AIM OF THE EXERCISE:
Extract the lines that carry the string "JSON" from the listing.

DATA FOR THIS TASK:
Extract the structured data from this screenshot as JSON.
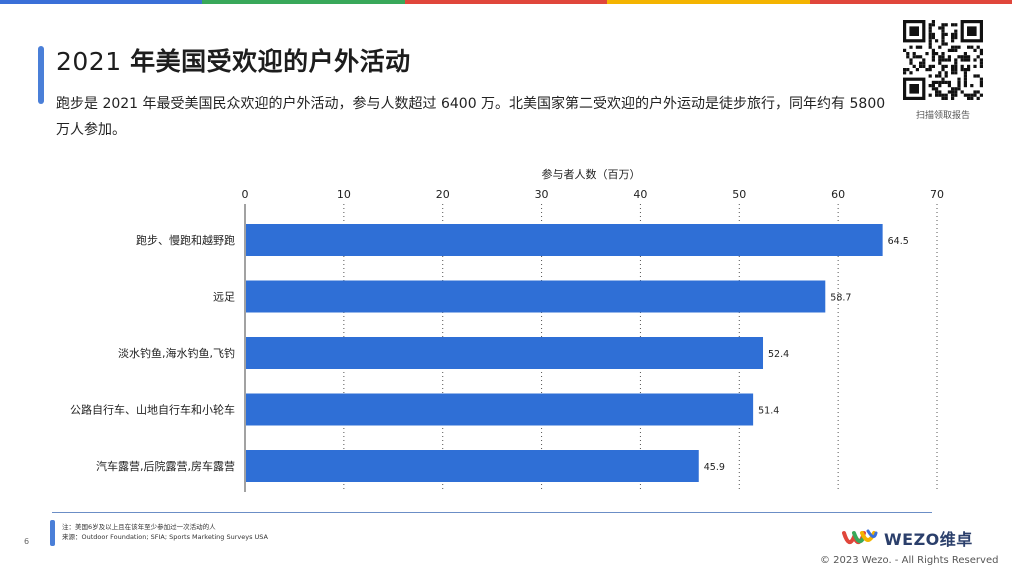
{
  "header": {
    "title_year": "2021",
    "title_rest": "年美国受欢迎的户外活动",
    "subtitle": "跑步是 2021 年最受美国民众欢迎的户外活动，参与人数超过 6400 万。北美国家第二受欢迎的户外运动是徒步旅行，同年约有 5800 万人参加。",
    "qr_caption": "扫描领取报告"
  },
  "colors": {
    "bar": "#2f6fd6",
    "accent": "#4a7fd8",
    "topbar": [
      "#3a6fd8",
      "#39a85a",
      "#e0463b",
      "#f4b400",
      "#e0463b"
    ]
  },
  "chart_data": {
    "type": "bar",
    "orientation": "horizontal",
    "xlabel": "参与者人数（百万）",
    "xlim": [
      0,
      70
    ],
    "xticks": [
      0,
      10,
      20,
      30,
      40,
      50,
      60,
      70
    ],
    "categories": [
      "跑步、慢跑和越野跑",
      "远足",
      "淡水钓鱼,海水钓鱼,飞钓",
      "公路自行车、山地自行车和小轮车",
      "汽车露营,后院露营,房车露营"
    ],
    "values": [
      64.5,
      58.7,
      52.4,
      51.4,
      45.9
    ],
    "data_labels": [
      "64.5",
      "58.7",
      "52.4",
      "51.4",
      "45.9"
    ],
    "grid": "vertical dotted",
    "axis_position": "top"
  },
  "footer": {
    "note_line1": "注：美国6岁及以上且在该年至少参加过一次活动的人",
    "note_line2": "来源：Outdoor Foundation; SFIA; Sports Marketing Surveys USA",
    "page_number": "6",
    "brand": "WEZO维卓",
    "copyright": "© 2023 Wezo. - All Rights Reserved"
  }
}
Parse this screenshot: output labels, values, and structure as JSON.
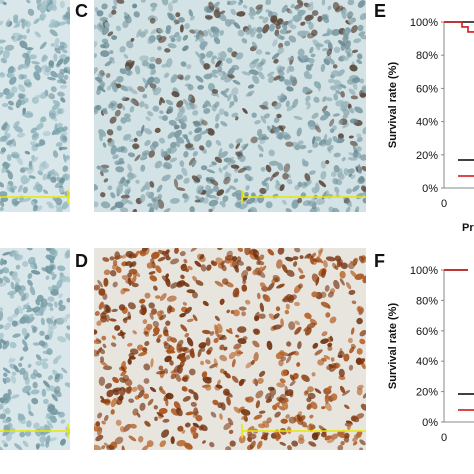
{
  "panels": {
    "left_top_img": {
      "tone": "light-blue"
    },
    "C": {
      "letter": "C",
      "tone": "light-blue-nuclei"
    },
    "left_bottom_img": {
      "tone": "light-blue"
    },
    "D": {
      "letter": "D",
      "tone": "brown-nuclei"
    },
    "E": {
      "letter": "E"
    },
    "F": {
      "letter": "F"
    }
  },
  "colors": {
    "stain_blue_bg": "#d7e6ea",
    "stain_blue_dark": "#7fa6b0",
    "stain_brown": "#9b4a1c",
    "scale_bar": "#e8e800",
    "series_black": "#111111",
    "series_red": "#d11a1a"
  },
  "chart_data": [
    {
      "type": "line",
      "panel": "E",
      "ylabel": "Survival rate (%)",
      "xlabel_visible_fragment": "Pr",
      "yticks": [
        "0%",
        "20%",
        "40%",
        "60%",
        "80%",
        "100%"
      ],
      "xticks": [
        "0"
      ],
      "ylim": [
        0,
        100
      ],
      "series": [
        {
          "color": "#111111",
          "values": [
            100,
            100,
            100,
            100,
            100
          ]
        },
        {
          "color": "#d11a1a",
          "values": [
            100,
            100,
            100,
            97,
            94
          ]
        }
      ]
    },
    {
      "type": "line",
      "panel": "F",
      "ylabel": "Survival rate (%)",
      "yticks": [
        "0%",
        "20%",
        "40%",
        "60%",
        "80%",
        "100%"
      ],
      "xticks": [
        "0"
      ],
      "ylim": [
        0,
        100
      ],
      "series": [
        {
          "color": "#111111",
          "values": [
            100,
            100,
            100,
            100
          ]
        },
        {
          "color": "#d11a1a",
          "values": [
            100,
            100,
            100,
            100
          ]
        }
      ]
    }
  ]
}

SOLUTION BELOW:
Extract the structured data from this screenshot as JSON.
Parse this screenshot: output labels, values, and structure as JSON.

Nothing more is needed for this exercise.